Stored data
◇ ◇ ◇ ◇ ◇ ◇ ◇
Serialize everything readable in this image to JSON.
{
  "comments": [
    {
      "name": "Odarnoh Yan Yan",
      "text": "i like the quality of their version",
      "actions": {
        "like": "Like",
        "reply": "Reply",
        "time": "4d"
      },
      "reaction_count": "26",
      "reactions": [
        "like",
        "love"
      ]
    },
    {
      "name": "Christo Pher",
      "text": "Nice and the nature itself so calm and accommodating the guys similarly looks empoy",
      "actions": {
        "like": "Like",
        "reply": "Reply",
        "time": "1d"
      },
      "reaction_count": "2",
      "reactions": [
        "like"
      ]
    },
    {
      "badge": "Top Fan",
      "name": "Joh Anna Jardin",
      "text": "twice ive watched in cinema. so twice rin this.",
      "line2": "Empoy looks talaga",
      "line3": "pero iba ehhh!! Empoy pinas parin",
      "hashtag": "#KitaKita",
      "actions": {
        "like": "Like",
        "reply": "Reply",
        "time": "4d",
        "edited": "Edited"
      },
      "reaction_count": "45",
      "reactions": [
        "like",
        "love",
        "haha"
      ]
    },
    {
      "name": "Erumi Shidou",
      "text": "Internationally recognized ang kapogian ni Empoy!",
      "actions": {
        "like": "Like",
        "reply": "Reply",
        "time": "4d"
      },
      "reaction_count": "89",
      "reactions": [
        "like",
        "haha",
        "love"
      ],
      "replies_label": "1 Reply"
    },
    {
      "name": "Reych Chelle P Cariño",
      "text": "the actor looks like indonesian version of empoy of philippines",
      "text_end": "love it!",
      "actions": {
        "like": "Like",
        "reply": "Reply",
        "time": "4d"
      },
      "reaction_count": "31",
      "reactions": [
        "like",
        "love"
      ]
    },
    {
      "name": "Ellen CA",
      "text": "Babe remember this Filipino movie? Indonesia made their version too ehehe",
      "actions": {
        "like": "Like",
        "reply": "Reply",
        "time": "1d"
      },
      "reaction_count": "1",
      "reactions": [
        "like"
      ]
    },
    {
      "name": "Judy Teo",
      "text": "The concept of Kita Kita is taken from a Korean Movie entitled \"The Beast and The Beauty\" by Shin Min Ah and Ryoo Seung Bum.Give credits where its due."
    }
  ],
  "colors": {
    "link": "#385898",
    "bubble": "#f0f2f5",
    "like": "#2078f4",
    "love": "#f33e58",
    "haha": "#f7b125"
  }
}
◇ ◇ ◇ ◇ ◇ ◇ ◇
> WHAT TO DO:
Copy every line exactly. Leave nothing out.

> WORKED ANSWER:
Serialize everything readable in this image to JSON.
{
  "comments": [
    {
      "name": "Odarnoh Yan Yan",
      "text": "i like the quality of their version",
      "actions": {
        "like": "Like",
        "reply": "Reply",
        "time": "4d"
      },
      "reaction_count": "26",
      "reactions": [
        "like",
        "love"
      ]
    },
    {
      "name": "Christo Pher",
      "text": "Nice and the nature itself so calm and accommodating the guys similarly looks empoy",
      "actions": {
        "like": "Like",
        "reply": "Reply",
        "time": "1d"
      },
      "reaction_count": "2",
      "reactions": [
        "like"
      ]
    },
    {
      "badge": "Top Fan",
      "name": "Joh Anna Jardin",
      "text": "twice ive watched in cinema. so twice rin this.",
      "line2": "Empoy looks talaga",
      "line3": "pero iba ehhh!! Empoy pinas parin",
      "hashtag": "#KitaKita",
      "actions": {
        "like": "Like",
        "reply": "Reply",
        "time": "4d",
        "edited": "Edited"
      },
      "reaction_count": "45",
      "reactions": [
        "like",
        "love",
        "haha"
      ]
    },
    {
      "name": "Erumi Shidou",
      "text": "Internationally recognized ang kapogian ni Empoy!",
      "actions": {
        "like": "Like",
        "reply": "Reply",
        "time": "4d"
      },
      "reaction_count": "89",
      "reactions": [
        "like",
        "haha",
        "love"
      ],
      "replies_label": "1 Reply"
    },
    {
      "name": "Reych Chelle P Cariño",
      "text": "the actor looks like indonesian version of empoy of philippines",
      "text_end": "love it!",
      "actions": {
        "like": "Like",
        "reply": "Reply",
        "time": "4d"
      },
      "reaction_count": "31",
      "reactions": [
        "like",
        "love"
      ]
    },
    {
      "name": "Ellen CA",
      "text": "Babe remember this Filipino movie? Indonesia made their version too ehehe",
      "actions": {
        "like": "Like",
        "reply": "Reply",
        "time": "1d"
      },
      "reaction_count": "1",
      "reactions": [
        "like"
      ]
    },
    {
      "name": "Judy Teo",
      "text": "The concept of Kita Kita is taken from a Korean Movie entitled \"The Beast and The Beauty\" by Shin Min Ah and Ryoo Seung Bum.Give credits where its due."
    }
  ],
  "colors": {
    "link": "#385898",
    "bubble": "#f0f2f5",
    "like": "#2078f4",
    "love": "#f33e58",
    "haha": "#f7b125"
  }
}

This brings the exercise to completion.